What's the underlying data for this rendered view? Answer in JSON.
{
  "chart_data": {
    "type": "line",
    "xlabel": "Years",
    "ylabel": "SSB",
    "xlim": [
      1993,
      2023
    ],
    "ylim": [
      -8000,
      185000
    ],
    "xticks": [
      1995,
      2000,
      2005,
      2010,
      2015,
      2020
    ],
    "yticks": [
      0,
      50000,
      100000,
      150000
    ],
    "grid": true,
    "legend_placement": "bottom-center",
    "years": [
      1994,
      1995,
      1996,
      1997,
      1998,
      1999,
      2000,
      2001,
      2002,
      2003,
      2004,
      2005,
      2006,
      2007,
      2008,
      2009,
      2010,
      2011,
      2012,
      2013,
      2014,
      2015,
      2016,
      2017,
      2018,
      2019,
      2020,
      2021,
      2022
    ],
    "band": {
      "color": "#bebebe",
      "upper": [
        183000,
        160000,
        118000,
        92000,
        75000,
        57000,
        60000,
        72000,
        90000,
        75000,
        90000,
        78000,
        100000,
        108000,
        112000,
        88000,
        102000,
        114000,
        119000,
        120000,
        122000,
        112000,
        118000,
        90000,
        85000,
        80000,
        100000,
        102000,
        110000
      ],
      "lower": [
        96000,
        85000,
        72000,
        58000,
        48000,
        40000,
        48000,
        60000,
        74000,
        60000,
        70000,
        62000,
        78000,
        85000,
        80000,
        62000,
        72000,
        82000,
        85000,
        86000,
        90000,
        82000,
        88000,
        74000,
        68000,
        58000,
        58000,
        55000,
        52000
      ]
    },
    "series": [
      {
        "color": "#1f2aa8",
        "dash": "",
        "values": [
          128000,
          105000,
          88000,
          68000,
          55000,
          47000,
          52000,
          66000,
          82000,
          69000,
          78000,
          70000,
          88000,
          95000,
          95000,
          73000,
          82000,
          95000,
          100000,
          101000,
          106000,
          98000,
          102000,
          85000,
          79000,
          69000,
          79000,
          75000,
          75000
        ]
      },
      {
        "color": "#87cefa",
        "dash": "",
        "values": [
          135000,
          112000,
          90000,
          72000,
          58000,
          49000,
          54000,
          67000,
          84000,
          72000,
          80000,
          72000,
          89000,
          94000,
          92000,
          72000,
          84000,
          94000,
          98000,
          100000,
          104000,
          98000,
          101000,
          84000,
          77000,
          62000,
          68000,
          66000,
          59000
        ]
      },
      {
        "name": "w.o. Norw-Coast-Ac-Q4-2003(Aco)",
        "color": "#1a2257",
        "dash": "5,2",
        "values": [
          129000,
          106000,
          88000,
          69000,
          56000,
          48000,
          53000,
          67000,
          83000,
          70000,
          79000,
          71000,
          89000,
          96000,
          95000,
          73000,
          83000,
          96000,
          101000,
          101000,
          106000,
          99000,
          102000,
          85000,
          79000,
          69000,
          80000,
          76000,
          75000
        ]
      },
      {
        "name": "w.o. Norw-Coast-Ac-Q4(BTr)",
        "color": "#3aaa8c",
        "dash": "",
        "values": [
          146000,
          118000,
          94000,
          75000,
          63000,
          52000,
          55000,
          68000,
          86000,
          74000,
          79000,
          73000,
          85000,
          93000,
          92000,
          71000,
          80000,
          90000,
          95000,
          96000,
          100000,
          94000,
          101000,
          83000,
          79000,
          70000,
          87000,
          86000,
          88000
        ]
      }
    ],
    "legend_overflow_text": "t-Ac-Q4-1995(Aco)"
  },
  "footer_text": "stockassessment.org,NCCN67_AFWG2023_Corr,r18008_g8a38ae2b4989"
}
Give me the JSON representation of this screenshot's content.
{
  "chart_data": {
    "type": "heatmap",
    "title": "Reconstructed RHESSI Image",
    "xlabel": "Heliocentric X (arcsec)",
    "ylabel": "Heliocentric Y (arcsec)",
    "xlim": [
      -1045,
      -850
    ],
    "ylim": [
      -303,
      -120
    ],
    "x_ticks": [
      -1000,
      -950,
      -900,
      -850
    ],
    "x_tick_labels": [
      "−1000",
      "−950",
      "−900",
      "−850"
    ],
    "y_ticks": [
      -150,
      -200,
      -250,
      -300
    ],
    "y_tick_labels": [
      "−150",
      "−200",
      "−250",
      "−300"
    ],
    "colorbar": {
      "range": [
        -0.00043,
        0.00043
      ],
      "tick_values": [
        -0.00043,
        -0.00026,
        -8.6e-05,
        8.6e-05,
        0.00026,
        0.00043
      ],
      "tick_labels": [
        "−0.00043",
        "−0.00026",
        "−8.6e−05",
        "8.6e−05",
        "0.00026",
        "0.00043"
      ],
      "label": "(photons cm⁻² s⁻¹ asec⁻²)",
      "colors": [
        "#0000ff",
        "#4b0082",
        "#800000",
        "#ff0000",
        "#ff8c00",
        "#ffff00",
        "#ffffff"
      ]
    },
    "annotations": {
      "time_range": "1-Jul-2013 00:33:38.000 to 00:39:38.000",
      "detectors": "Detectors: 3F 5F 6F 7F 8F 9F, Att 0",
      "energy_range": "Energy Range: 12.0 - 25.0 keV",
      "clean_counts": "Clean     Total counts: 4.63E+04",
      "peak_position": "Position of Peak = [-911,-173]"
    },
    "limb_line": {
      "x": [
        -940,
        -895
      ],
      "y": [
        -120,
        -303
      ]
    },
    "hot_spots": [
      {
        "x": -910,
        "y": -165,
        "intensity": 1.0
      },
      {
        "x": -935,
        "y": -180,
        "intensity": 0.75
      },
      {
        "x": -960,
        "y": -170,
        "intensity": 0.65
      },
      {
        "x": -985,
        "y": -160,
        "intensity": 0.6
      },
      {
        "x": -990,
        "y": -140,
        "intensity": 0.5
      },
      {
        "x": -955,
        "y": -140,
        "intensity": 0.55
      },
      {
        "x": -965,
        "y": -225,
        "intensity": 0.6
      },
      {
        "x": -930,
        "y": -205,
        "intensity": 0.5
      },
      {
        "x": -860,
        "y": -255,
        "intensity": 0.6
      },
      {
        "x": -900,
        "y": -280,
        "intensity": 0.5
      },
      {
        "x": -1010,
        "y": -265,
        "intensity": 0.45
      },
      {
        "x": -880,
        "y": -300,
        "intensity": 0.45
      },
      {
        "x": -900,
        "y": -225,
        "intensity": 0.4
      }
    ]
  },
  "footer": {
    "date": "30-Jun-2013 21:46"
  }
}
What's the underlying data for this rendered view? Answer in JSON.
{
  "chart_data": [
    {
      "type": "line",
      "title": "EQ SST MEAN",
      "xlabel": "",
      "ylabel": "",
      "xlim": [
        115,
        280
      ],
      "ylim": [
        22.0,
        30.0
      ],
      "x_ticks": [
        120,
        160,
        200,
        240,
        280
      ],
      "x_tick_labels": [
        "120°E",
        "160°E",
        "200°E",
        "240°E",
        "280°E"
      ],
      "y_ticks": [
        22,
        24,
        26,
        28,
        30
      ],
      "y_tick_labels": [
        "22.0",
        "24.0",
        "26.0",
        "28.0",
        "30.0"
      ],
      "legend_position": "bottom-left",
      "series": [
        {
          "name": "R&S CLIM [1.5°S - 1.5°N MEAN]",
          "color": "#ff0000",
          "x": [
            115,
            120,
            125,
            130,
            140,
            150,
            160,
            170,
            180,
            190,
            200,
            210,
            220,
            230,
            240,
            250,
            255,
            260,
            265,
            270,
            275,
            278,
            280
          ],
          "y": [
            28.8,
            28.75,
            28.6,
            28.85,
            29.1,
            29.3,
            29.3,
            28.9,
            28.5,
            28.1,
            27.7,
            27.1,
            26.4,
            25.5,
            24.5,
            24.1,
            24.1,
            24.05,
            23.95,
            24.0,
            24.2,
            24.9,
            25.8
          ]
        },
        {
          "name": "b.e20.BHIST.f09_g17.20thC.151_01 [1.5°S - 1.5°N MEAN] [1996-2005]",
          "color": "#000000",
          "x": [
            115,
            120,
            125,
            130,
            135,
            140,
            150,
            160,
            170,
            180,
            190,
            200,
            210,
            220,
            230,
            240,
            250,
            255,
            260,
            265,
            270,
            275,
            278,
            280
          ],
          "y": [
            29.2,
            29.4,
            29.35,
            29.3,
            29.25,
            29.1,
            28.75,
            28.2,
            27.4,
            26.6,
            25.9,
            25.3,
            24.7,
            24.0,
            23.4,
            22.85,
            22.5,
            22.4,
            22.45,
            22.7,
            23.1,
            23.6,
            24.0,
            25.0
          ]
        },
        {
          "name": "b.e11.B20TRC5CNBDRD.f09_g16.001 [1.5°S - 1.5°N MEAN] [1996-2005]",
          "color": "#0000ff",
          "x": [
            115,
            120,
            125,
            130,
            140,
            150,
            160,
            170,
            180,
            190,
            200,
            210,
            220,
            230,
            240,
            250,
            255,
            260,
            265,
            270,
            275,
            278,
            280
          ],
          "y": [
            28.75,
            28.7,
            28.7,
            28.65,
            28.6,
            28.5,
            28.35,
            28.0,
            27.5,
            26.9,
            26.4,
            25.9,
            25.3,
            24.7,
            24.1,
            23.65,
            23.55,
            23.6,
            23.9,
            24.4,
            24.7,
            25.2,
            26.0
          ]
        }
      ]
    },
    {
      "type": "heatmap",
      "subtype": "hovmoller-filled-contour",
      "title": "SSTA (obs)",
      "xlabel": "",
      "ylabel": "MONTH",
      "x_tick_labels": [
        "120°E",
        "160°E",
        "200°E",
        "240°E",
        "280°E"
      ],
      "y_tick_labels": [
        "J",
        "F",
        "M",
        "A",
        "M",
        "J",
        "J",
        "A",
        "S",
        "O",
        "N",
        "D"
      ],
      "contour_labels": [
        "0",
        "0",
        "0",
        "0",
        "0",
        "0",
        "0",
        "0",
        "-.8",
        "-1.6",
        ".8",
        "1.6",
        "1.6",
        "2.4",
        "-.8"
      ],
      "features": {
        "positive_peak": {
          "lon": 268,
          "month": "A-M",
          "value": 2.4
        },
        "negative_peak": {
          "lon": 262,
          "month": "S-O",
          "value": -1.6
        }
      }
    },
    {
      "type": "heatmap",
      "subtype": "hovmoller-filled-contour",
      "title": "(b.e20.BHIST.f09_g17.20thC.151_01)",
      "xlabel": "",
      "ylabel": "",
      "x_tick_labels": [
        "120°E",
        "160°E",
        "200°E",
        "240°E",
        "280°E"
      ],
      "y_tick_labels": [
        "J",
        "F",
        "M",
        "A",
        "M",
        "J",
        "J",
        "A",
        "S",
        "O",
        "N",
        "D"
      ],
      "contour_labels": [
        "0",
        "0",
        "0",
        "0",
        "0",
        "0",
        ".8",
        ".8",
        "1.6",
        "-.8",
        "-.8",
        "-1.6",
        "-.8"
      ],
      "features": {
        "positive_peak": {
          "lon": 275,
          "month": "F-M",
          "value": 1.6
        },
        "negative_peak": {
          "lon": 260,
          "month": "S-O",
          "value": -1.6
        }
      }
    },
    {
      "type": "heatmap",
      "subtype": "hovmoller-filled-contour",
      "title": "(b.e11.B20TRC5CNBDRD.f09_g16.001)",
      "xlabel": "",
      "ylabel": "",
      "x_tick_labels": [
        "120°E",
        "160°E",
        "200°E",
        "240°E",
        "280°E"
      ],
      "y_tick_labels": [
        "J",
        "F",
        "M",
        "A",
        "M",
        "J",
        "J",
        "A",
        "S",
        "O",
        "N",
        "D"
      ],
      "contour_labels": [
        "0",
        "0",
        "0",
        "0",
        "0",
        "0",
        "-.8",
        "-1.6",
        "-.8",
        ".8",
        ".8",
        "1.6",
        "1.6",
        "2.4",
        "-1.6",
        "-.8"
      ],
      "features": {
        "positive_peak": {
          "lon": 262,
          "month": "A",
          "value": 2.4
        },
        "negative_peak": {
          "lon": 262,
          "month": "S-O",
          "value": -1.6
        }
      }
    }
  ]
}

#### Task directions:
Only the number should be given: how many lines of the data contain the word "name"?

#### Finished answer:
5